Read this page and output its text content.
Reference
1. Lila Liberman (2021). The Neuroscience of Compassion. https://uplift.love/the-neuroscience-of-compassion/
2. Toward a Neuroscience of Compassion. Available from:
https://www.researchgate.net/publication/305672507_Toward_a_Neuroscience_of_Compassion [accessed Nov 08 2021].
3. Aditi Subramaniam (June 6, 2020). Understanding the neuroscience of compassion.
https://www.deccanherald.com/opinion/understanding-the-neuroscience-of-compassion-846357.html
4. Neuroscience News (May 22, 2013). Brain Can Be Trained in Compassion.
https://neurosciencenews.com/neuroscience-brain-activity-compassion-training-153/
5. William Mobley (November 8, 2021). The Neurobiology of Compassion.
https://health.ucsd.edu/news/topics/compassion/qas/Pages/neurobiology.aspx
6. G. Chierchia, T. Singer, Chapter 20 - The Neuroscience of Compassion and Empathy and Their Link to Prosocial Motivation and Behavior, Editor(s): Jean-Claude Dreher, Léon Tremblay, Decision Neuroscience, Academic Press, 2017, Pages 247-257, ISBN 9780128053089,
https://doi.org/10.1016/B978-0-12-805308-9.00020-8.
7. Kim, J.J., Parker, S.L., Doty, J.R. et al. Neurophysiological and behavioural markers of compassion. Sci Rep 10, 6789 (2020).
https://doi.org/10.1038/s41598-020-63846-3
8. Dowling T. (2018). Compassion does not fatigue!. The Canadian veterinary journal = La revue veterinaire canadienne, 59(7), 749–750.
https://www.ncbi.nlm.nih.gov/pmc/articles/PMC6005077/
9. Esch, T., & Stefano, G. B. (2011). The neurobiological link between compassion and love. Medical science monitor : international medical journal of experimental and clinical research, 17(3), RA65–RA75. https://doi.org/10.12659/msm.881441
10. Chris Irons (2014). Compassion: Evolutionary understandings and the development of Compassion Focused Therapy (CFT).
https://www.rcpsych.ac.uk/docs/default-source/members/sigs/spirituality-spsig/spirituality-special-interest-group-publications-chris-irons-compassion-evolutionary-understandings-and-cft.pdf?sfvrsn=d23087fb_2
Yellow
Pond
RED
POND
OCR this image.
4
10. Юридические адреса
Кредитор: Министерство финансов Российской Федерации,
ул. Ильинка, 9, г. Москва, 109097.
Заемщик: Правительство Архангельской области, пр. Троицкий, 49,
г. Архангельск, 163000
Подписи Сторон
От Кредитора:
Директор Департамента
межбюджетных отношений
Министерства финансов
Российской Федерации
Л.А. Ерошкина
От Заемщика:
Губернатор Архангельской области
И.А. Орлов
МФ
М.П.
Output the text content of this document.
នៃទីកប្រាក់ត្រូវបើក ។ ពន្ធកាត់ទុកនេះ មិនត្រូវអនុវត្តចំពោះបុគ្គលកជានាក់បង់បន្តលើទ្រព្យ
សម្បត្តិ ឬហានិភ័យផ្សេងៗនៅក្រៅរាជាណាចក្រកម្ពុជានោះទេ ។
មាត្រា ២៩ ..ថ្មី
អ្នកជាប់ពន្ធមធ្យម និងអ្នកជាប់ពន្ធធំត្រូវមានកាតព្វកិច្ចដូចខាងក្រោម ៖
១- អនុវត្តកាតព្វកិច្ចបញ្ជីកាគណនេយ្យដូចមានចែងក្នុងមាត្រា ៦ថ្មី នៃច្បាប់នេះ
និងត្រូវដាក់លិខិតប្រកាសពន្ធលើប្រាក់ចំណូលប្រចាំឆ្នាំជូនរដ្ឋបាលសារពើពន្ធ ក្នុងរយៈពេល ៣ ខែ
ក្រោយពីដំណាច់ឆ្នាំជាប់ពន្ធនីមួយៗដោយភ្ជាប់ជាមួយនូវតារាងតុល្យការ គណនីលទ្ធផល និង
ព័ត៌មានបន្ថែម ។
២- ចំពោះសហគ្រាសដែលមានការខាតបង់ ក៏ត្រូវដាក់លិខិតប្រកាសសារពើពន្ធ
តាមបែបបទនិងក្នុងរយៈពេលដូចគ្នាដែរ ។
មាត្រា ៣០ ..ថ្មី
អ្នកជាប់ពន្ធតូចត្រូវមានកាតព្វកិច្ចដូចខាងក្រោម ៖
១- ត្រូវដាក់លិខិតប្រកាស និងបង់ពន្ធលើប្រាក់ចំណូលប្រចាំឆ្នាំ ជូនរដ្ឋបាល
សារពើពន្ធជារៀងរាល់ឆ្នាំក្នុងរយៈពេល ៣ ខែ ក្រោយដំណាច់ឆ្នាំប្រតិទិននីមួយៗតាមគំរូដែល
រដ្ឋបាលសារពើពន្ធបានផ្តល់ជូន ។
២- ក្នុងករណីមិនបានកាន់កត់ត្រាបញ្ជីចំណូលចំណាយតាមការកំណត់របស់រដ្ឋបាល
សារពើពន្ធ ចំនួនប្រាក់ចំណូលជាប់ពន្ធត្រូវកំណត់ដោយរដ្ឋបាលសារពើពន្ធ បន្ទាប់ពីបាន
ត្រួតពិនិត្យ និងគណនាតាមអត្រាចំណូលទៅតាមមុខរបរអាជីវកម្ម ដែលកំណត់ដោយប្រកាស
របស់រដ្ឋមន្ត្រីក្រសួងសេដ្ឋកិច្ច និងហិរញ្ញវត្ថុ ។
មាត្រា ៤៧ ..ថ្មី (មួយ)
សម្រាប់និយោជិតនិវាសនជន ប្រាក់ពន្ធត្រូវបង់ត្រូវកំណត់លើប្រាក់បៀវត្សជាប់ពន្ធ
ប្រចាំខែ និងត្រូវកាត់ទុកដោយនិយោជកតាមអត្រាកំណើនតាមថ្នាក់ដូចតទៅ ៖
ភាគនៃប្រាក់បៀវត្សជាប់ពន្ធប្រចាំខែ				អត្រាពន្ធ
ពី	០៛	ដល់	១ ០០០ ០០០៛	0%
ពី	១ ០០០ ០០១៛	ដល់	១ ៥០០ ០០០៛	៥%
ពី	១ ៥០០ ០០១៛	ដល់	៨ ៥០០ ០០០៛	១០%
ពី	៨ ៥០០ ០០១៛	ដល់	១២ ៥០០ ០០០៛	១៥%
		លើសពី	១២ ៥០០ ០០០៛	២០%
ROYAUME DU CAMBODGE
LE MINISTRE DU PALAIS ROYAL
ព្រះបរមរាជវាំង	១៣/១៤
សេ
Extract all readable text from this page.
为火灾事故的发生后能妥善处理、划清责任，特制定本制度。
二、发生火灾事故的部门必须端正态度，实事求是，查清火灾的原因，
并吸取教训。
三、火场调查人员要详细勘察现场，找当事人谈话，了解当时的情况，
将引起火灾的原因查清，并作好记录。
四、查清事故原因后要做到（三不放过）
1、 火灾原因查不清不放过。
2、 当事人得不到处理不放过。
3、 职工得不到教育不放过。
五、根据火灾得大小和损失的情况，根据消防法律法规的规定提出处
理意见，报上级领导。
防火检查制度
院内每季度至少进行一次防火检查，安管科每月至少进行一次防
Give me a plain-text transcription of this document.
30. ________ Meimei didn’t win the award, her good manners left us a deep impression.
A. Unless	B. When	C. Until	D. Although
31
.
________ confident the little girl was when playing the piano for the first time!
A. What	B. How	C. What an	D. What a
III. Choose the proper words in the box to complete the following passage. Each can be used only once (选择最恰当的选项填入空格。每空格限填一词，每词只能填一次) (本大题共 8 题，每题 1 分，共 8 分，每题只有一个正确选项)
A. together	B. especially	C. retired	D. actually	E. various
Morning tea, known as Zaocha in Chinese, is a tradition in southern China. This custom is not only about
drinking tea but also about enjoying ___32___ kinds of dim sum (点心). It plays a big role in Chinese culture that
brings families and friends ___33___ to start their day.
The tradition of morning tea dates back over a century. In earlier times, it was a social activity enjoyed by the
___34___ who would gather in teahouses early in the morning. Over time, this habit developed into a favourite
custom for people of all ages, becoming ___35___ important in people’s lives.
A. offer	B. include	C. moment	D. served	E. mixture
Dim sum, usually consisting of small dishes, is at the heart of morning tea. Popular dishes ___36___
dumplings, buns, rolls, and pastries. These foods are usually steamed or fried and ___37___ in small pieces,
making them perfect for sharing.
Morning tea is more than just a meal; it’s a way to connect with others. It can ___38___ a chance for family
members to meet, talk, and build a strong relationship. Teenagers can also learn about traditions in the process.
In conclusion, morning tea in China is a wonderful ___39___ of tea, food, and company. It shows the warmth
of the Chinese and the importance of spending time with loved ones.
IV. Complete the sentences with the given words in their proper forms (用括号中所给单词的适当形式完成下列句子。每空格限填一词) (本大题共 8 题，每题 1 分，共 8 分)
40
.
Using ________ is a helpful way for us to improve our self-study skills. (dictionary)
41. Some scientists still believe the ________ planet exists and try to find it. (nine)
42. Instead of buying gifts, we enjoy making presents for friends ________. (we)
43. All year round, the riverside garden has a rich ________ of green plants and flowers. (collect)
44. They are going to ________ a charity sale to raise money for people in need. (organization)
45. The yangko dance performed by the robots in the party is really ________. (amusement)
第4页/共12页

- **The task**
Search the records for the string "text" and return every line in which it occurs.

- **The solution**
Read this page and output its text content.
Output the text content of this document.
Extract all readable text from this page.
Give me a plain-text transcription of this document.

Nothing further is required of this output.